Find the word "rgba" in the records below. List each line containing it.
>> Begin Entries
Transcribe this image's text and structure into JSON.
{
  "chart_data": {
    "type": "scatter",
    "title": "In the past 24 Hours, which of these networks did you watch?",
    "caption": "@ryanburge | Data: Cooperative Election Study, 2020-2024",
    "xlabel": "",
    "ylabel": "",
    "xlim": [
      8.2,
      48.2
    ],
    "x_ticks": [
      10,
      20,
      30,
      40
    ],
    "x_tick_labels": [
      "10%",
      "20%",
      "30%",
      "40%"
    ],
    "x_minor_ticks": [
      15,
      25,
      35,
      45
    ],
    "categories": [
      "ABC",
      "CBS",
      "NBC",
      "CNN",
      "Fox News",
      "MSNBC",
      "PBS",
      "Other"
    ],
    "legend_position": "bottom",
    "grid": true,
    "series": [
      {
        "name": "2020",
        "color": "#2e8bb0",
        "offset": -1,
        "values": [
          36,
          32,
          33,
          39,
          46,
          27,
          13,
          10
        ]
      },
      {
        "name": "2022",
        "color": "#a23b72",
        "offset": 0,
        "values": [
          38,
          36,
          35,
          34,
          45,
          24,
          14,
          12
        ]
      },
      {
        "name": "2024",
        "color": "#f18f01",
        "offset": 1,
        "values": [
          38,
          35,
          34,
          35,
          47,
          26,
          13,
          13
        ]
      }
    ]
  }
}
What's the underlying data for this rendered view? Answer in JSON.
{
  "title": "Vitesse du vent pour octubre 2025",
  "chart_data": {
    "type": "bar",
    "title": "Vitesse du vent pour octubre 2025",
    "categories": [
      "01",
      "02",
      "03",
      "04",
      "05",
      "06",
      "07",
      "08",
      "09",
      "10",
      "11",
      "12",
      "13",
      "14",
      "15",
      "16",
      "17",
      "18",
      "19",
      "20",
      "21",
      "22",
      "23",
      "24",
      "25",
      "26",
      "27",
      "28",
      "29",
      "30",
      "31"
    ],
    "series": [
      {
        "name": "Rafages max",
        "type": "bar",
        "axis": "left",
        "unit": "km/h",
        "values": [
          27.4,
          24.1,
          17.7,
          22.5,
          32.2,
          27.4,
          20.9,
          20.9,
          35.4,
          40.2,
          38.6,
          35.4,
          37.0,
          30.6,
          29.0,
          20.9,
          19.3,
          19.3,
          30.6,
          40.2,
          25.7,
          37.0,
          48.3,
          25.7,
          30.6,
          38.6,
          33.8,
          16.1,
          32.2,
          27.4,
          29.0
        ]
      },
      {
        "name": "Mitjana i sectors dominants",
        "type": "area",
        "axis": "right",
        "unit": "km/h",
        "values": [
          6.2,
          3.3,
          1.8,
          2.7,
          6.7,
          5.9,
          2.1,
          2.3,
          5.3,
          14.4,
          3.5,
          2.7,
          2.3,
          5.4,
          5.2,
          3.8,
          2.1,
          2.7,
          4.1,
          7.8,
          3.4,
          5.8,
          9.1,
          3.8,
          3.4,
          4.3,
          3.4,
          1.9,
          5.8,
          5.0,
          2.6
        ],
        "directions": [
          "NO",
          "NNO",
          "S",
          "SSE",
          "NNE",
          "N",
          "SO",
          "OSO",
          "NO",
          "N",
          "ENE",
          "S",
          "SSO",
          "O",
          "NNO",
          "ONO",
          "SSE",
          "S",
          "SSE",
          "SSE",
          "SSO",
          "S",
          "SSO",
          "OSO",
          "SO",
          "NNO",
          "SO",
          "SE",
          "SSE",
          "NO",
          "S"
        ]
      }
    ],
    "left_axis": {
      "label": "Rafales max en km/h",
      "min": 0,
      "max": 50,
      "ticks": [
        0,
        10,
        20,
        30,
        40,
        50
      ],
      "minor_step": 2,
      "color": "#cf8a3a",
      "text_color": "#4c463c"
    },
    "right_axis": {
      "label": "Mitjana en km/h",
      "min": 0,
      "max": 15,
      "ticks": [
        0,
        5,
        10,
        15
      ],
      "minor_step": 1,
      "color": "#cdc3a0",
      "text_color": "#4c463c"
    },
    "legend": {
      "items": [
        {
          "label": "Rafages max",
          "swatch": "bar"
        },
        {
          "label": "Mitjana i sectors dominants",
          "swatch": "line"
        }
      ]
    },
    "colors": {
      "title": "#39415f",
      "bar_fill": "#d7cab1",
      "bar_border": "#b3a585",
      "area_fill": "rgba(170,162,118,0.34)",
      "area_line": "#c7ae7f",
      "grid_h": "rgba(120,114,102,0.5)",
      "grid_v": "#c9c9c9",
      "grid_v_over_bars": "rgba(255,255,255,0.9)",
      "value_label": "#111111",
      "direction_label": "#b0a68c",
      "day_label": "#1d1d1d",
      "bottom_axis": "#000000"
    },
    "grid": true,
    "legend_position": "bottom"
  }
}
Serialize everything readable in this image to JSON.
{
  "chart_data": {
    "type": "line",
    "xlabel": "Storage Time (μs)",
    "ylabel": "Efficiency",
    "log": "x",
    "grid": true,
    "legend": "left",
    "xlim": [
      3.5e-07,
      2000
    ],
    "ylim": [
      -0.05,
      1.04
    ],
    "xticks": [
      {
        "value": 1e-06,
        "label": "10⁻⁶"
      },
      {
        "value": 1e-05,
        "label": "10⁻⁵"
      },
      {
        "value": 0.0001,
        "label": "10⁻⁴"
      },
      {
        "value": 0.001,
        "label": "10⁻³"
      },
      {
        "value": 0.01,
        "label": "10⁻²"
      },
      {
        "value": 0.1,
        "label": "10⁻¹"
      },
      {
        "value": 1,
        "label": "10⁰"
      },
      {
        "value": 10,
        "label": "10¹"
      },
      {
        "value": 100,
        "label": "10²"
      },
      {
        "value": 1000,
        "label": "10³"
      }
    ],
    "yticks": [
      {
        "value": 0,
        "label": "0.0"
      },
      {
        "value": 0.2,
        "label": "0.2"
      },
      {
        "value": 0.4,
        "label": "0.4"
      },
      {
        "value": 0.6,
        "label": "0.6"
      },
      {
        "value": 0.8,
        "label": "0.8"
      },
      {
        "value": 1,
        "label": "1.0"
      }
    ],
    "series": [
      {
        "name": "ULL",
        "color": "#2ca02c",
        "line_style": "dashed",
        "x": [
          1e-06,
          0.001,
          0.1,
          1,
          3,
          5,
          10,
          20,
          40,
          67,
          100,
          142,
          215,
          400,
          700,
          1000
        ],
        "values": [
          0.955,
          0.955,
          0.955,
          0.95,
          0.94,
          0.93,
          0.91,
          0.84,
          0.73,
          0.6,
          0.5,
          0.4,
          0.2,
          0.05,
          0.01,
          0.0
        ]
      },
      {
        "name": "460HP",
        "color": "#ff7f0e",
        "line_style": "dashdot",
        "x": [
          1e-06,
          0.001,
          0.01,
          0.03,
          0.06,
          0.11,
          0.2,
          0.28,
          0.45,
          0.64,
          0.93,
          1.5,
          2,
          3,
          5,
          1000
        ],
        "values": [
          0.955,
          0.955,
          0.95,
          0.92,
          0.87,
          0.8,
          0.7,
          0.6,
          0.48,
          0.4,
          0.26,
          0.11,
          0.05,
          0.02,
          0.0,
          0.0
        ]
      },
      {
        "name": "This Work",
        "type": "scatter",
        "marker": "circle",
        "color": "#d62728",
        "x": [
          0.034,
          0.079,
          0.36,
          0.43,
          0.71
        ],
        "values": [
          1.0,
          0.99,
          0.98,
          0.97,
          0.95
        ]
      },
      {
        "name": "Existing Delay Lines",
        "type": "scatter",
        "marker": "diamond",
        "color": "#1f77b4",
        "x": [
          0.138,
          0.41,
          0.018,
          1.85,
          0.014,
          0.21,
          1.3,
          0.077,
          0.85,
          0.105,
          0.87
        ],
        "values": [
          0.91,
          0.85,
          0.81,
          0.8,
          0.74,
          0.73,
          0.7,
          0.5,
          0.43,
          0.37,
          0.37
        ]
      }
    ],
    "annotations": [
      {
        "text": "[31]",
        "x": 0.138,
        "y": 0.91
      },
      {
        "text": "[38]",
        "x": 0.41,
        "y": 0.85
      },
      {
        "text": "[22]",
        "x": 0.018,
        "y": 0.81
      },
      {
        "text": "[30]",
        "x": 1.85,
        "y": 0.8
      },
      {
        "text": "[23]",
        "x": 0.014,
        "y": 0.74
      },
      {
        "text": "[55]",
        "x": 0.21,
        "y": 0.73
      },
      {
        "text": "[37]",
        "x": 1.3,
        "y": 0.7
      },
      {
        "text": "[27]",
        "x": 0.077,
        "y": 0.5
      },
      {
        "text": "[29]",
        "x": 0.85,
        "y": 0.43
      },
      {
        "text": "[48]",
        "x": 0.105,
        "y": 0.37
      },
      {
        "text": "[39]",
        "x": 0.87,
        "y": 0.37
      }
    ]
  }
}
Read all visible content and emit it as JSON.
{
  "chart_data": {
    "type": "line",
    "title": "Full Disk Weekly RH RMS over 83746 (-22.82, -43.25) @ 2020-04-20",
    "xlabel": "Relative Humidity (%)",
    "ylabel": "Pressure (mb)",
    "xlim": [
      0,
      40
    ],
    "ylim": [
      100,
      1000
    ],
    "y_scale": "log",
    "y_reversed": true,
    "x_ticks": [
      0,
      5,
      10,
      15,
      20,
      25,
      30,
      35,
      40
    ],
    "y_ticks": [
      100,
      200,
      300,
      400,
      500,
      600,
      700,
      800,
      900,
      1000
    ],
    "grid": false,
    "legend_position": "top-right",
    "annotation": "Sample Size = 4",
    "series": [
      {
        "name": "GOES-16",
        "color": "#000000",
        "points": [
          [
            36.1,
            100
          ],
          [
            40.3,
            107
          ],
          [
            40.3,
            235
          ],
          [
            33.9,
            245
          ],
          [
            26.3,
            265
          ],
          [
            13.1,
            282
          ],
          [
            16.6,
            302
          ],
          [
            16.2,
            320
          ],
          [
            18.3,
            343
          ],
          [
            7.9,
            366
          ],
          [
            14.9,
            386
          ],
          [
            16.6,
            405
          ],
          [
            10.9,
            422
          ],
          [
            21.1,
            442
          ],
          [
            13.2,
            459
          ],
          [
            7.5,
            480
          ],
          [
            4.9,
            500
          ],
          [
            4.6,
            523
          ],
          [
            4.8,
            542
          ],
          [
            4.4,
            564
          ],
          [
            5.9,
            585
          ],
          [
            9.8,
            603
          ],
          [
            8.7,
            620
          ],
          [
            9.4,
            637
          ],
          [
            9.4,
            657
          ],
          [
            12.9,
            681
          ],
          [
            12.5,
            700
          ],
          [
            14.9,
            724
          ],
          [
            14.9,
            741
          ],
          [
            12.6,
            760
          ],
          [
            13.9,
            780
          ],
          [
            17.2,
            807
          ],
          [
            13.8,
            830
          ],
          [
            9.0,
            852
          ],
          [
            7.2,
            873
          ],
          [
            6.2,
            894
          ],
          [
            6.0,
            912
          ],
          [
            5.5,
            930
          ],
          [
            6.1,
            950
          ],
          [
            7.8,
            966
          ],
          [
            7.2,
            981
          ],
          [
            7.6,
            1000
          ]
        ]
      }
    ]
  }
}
>> End Entries
(Expected output)
      "area_fill": "rgba(170,162,118,0.34)",
      "grid_h": "rgba(120,114,102,0.5)",
      "grid_v_over_bars": "rgba(255,255,255,0.9)",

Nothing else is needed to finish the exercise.